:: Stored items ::
* * *
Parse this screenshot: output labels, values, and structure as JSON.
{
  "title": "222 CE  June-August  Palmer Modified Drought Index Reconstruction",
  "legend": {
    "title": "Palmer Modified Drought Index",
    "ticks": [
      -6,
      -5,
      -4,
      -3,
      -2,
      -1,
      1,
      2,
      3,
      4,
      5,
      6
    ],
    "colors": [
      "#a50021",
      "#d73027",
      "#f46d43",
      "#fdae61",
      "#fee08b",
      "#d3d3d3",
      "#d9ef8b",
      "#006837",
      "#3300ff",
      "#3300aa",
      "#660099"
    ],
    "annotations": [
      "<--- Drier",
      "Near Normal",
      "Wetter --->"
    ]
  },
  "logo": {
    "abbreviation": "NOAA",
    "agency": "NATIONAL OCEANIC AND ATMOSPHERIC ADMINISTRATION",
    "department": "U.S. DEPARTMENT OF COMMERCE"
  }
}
* * *
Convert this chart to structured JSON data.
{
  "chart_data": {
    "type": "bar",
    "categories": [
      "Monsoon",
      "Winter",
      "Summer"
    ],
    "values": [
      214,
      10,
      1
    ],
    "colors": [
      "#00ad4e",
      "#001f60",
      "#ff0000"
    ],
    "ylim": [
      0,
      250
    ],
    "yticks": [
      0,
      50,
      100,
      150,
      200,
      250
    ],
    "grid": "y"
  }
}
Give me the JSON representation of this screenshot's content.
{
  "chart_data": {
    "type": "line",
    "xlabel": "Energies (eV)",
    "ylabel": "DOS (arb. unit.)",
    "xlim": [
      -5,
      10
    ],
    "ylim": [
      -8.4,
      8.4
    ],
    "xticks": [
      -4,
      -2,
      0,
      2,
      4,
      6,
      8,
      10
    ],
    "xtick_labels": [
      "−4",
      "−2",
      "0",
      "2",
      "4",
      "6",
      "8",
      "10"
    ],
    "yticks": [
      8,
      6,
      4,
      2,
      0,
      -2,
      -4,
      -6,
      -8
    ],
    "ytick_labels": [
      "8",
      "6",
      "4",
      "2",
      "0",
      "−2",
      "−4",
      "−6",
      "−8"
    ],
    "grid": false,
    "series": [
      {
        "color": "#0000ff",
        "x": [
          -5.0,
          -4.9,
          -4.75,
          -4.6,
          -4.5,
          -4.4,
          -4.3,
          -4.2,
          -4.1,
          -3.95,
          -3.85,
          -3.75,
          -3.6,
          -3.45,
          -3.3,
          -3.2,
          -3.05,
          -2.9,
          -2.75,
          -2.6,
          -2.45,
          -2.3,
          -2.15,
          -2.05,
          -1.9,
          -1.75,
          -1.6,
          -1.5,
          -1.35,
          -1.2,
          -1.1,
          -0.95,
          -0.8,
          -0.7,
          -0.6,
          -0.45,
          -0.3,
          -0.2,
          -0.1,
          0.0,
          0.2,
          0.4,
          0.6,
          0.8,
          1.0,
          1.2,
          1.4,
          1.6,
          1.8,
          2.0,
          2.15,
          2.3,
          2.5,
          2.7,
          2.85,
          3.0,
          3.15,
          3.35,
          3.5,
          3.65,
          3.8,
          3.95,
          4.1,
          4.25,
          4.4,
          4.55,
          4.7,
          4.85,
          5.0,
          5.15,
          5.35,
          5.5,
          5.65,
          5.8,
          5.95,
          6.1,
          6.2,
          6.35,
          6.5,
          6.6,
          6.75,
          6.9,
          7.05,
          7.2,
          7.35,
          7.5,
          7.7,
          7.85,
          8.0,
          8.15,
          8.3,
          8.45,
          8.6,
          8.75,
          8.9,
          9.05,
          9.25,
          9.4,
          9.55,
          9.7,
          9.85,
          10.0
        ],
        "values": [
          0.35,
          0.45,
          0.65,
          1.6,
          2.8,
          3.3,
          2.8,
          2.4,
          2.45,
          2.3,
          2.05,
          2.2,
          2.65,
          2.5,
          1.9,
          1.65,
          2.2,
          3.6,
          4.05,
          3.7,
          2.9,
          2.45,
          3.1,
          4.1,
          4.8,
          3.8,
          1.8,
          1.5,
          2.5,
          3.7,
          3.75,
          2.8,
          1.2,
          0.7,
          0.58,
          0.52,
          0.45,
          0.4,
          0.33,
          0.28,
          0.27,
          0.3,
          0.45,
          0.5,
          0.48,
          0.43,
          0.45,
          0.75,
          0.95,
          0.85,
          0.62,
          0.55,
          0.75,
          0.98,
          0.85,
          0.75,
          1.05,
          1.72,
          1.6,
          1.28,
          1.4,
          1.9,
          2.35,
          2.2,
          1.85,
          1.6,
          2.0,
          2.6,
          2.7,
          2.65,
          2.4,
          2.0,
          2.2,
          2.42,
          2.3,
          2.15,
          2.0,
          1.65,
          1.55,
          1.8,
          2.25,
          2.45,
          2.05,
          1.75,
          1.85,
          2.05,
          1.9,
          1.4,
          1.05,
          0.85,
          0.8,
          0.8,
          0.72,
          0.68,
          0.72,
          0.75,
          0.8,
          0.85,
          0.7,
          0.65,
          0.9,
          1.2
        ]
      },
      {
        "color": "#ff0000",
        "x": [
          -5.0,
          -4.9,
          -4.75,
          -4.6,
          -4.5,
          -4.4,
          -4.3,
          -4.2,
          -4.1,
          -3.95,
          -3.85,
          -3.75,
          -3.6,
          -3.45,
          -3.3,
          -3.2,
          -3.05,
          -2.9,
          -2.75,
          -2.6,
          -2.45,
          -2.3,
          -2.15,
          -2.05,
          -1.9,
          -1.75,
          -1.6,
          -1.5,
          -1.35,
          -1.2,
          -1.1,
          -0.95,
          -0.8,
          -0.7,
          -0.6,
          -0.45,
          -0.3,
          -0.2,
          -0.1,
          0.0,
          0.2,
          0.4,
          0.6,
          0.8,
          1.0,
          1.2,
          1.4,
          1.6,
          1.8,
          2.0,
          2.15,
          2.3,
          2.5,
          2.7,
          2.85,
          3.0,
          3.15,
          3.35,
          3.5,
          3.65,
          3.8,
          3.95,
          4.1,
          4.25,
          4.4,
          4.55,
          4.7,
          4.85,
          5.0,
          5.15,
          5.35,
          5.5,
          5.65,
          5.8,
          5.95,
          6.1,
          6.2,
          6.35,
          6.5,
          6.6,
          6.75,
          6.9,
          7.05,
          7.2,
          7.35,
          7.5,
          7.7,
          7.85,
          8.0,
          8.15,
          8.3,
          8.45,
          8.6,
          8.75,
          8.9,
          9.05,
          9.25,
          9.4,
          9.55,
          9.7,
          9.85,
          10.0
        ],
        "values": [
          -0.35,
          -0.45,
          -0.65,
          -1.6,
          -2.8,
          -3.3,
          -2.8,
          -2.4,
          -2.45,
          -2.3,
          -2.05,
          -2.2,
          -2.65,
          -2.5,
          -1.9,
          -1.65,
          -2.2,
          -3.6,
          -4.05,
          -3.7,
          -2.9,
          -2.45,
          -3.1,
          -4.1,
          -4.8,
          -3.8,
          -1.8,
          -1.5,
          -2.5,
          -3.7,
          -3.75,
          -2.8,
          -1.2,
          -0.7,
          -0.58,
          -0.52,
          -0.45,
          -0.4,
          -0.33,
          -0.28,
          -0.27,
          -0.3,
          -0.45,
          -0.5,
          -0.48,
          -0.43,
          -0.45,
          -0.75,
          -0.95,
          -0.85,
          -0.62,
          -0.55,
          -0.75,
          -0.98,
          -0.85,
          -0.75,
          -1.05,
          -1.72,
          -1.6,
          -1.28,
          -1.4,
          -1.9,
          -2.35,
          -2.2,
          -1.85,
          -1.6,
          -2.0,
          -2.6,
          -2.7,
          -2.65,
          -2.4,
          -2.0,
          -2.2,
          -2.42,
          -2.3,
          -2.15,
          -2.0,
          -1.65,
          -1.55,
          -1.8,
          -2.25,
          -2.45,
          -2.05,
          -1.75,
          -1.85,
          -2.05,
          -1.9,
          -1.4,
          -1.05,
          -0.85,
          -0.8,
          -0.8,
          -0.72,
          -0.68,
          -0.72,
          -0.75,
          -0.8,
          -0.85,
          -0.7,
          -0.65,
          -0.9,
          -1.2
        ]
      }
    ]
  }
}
* * *
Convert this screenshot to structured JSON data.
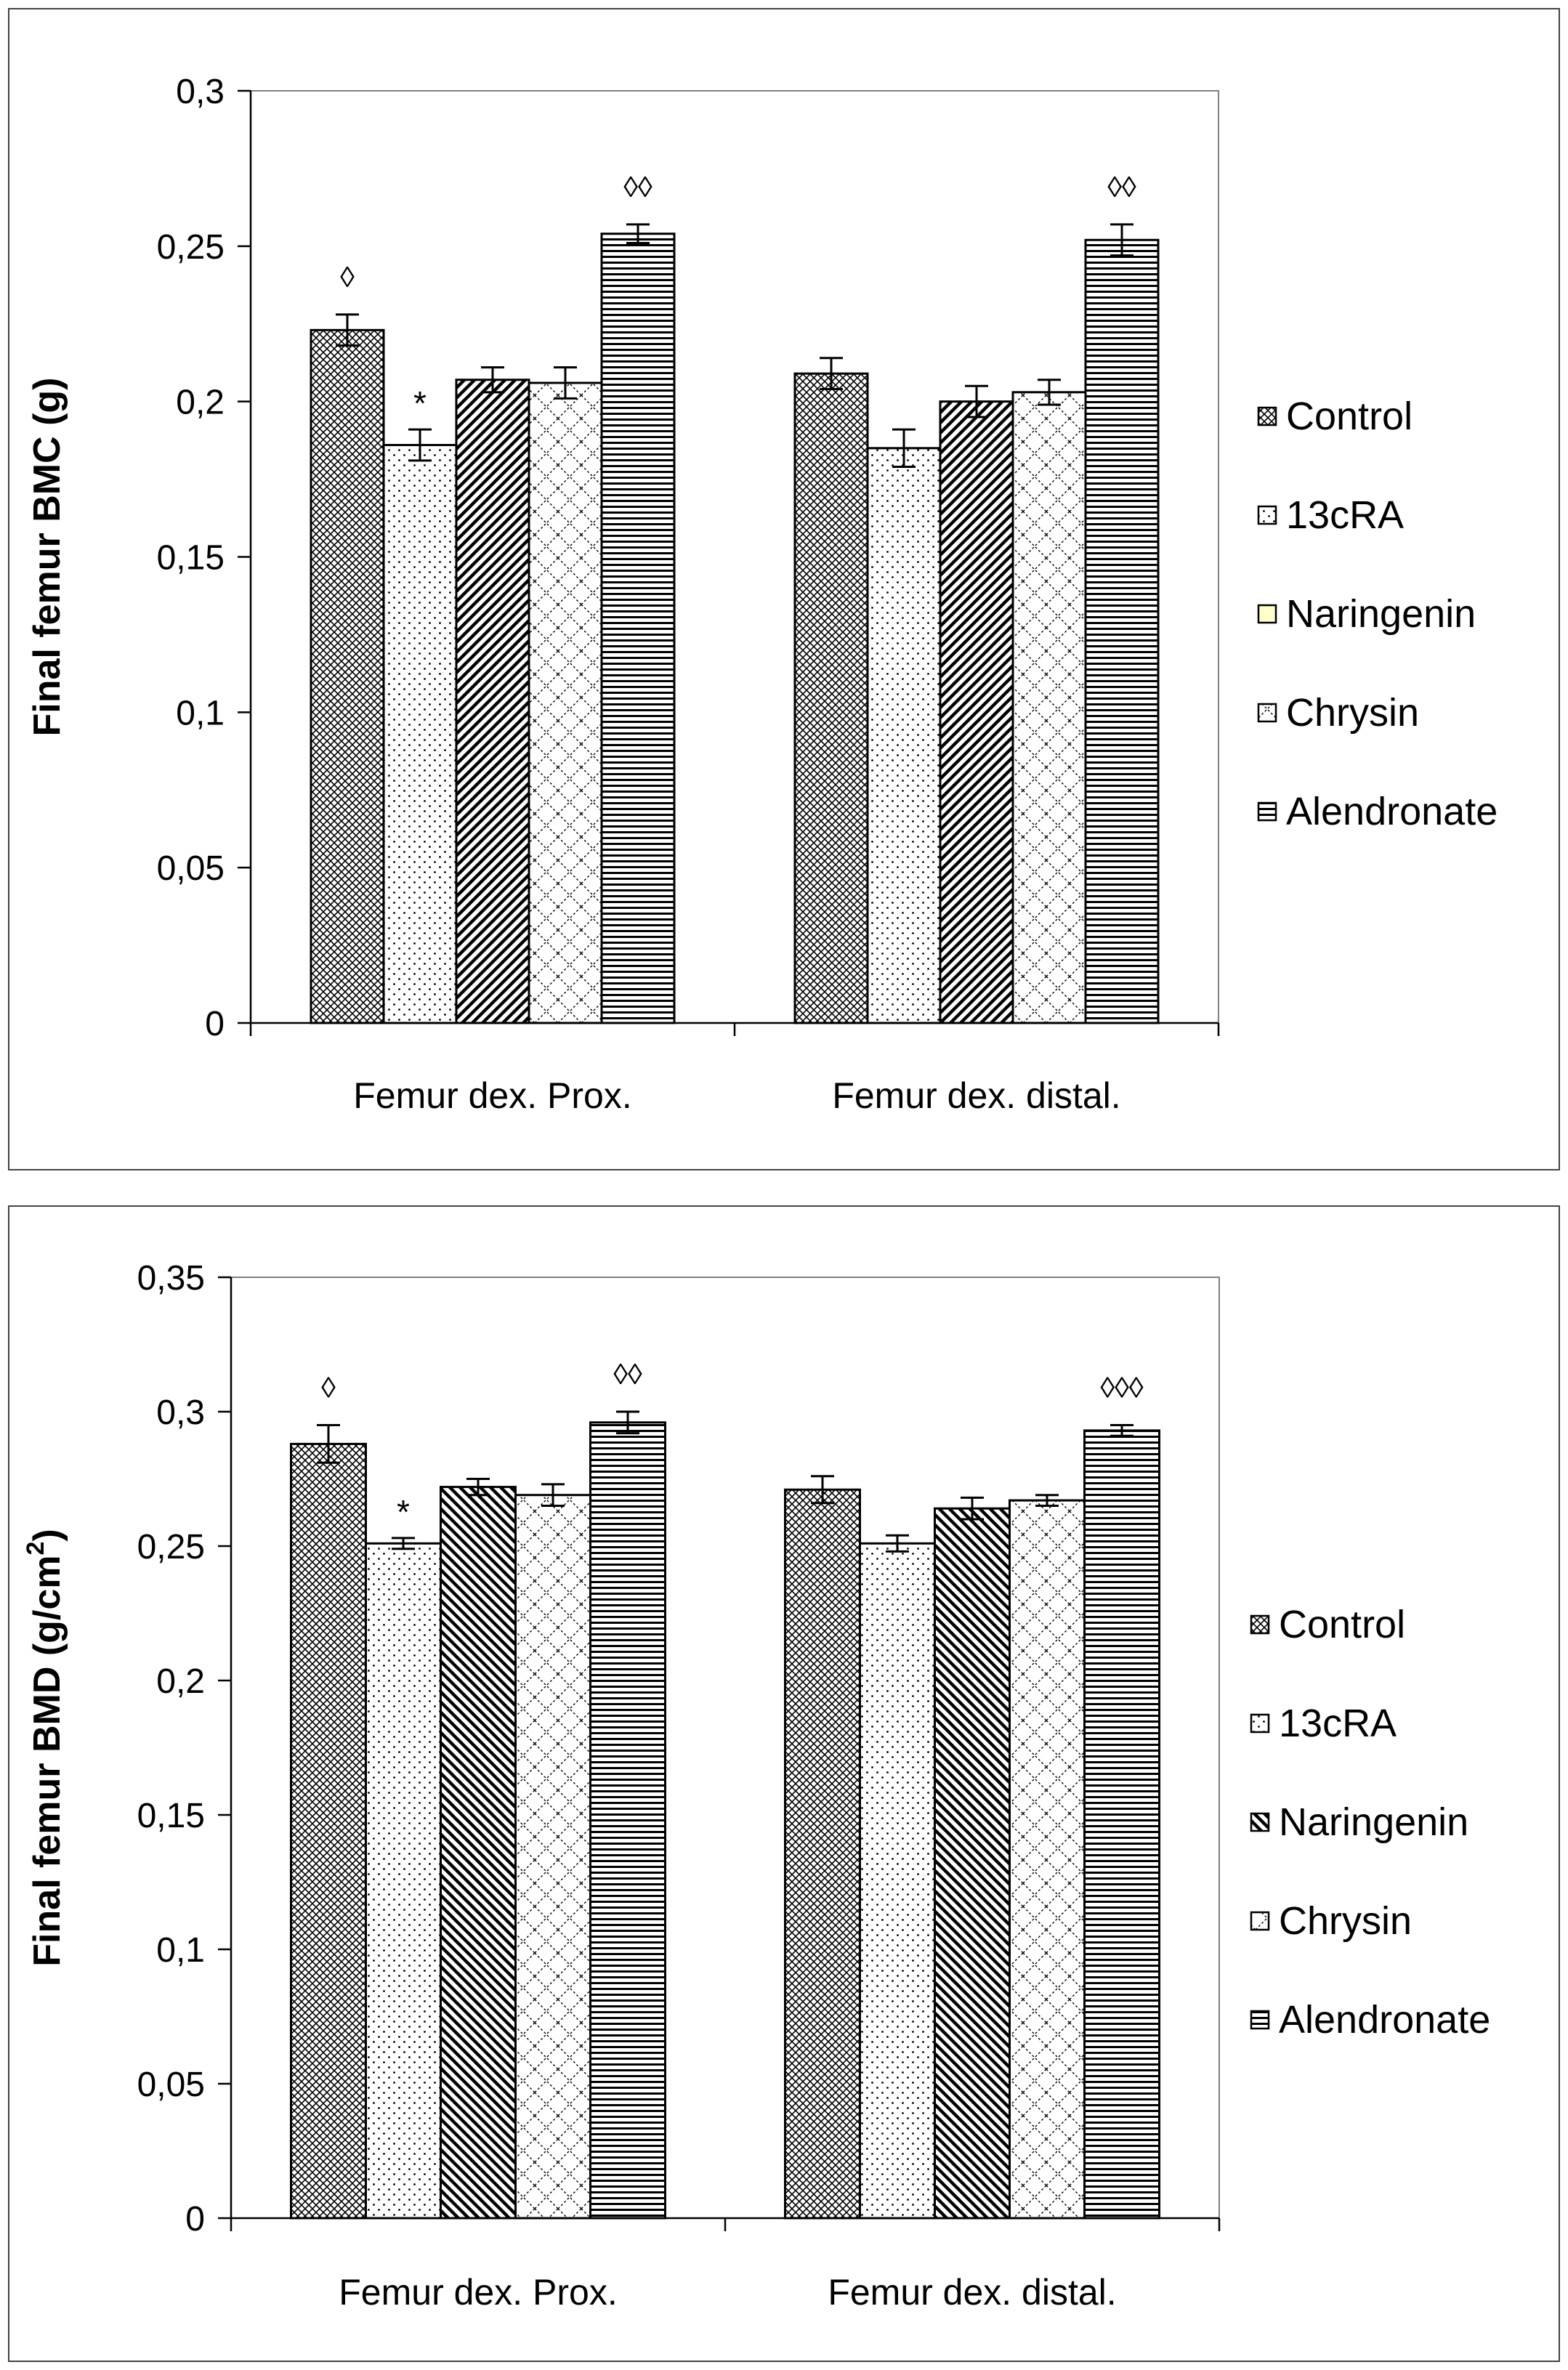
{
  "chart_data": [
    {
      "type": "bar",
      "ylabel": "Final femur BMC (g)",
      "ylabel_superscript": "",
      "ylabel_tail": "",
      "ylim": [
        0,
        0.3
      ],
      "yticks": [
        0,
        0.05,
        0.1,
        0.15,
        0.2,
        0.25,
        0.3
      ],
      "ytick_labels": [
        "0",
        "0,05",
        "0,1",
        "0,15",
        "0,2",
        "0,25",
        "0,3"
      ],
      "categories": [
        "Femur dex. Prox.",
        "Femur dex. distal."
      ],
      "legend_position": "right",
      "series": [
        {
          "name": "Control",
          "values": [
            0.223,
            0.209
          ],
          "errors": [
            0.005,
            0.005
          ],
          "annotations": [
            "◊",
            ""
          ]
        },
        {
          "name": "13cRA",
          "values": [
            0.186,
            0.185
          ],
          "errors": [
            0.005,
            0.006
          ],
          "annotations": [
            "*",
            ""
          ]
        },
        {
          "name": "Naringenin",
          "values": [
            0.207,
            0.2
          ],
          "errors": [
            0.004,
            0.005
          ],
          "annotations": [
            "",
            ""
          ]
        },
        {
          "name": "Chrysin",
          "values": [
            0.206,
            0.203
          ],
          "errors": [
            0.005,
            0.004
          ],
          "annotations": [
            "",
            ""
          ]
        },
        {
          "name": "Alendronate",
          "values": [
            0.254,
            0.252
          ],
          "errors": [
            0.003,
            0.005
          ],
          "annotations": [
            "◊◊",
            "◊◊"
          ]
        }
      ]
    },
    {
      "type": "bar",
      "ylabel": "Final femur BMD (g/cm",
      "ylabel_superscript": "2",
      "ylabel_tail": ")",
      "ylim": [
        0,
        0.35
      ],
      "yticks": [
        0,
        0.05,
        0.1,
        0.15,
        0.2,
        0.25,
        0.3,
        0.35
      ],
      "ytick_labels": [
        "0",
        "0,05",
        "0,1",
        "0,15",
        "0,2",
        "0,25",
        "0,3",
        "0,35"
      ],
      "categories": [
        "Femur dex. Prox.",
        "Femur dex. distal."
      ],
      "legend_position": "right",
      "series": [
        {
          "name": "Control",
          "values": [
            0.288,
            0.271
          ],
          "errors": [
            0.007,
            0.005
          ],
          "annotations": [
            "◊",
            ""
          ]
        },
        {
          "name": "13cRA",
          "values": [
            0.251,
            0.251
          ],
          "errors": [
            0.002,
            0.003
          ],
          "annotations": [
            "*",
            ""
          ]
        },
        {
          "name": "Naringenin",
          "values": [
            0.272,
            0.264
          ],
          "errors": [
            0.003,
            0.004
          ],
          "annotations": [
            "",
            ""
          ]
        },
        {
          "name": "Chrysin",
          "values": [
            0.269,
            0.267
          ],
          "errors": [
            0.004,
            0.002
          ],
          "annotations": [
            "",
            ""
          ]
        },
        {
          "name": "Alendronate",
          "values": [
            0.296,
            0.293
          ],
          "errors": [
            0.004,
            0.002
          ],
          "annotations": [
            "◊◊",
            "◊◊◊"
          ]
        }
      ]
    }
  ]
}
* * *
:: Given request ::
Which lines contain "Drought"? Copy each of them out.

:: Solution to this task ::
  "title": "222 CE  June-August  Palmer Modified Drought Index Reconstruction",
    "title": "Palmer Modified Drought Index",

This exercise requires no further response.